Exercise objective: Repeat the material verbatim. Images are excluded from the copy.

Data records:
----
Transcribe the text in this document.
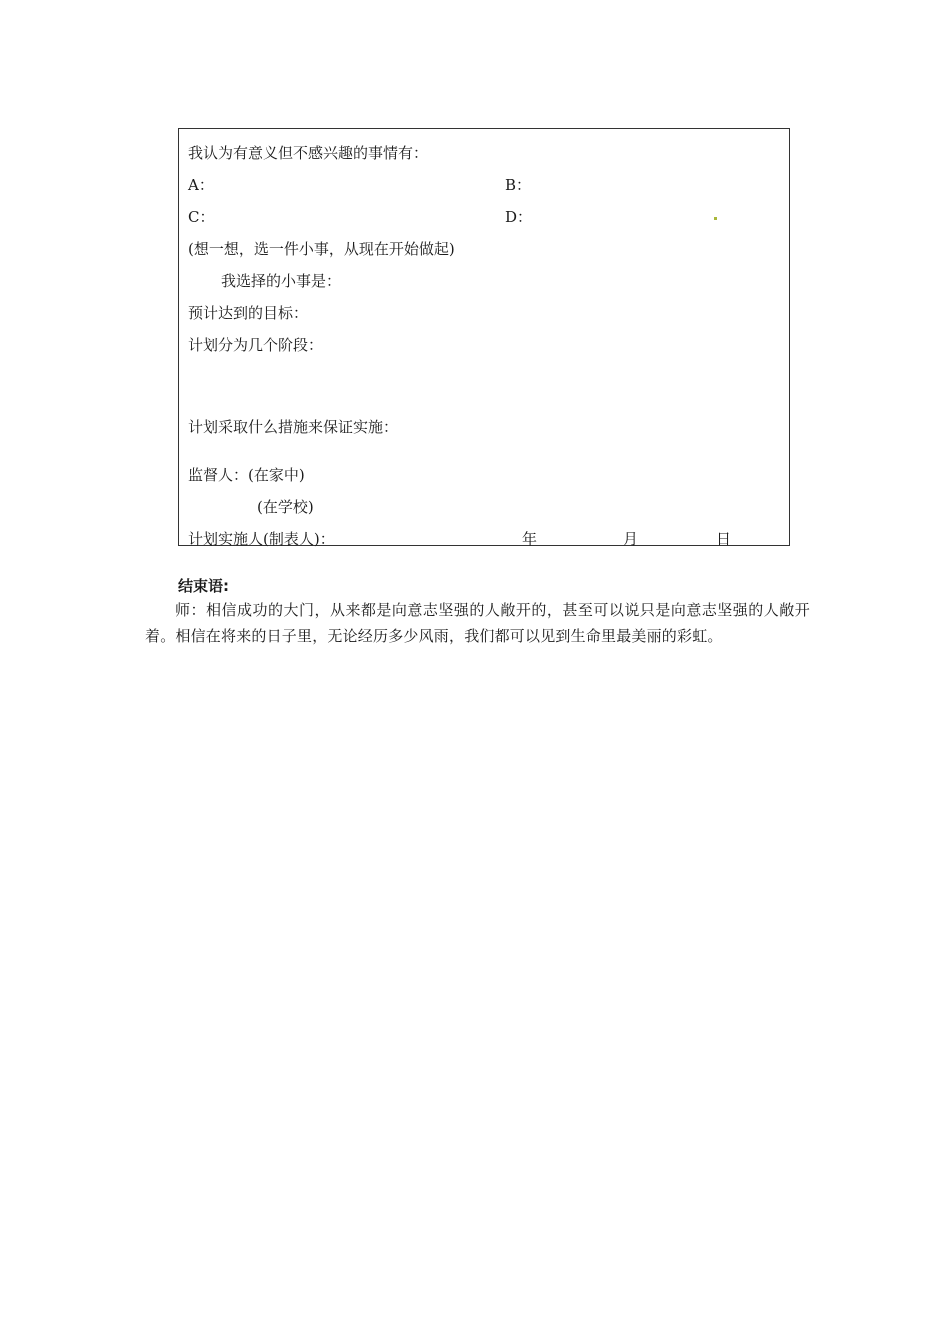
我认为有意义但不感兴趣的事情有：
A：	B：
C：	D：
(想一想，选一件小事，从现在开始做起)
我选择的小事是：
预计达到的目标：
计划分为几个阶段：
计划采取什么措施来保证实施：
监督人：(在家中)
(在学校)
计划实施人(制表人)：	年	月	日
结束语:

师：相信成功的大门，从来都是向意志坚强的人敞开的，甚至可以说只是向意志坚强的人敞开着。相信在将来的日子里，无论经历多少风雨，我们都可以见到生命里最美丽的彩虹。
----
Exercise result:
Transcribe the text in this document.
我认为有意义但不感兴趣的事情有：
A：	B：
C：	D：
(想一想，选一件小事，从现在开始做起)
我选择的小事是：
预计达到的目标：
计划分为几个阶段：
计划采取什么措施来保证实施：
监督人：(在家中)
(在学校)
计划实施人(制表人)：	年	月	日
结束语:

师：相信成功的大门，从来都是向意志坚强的人敞开的，甚至可以说只是向意志坚强的人敞开着。相信在将来的日子里，无论经历多少风雨，我们都可以见到生命里最美丽的彩虹。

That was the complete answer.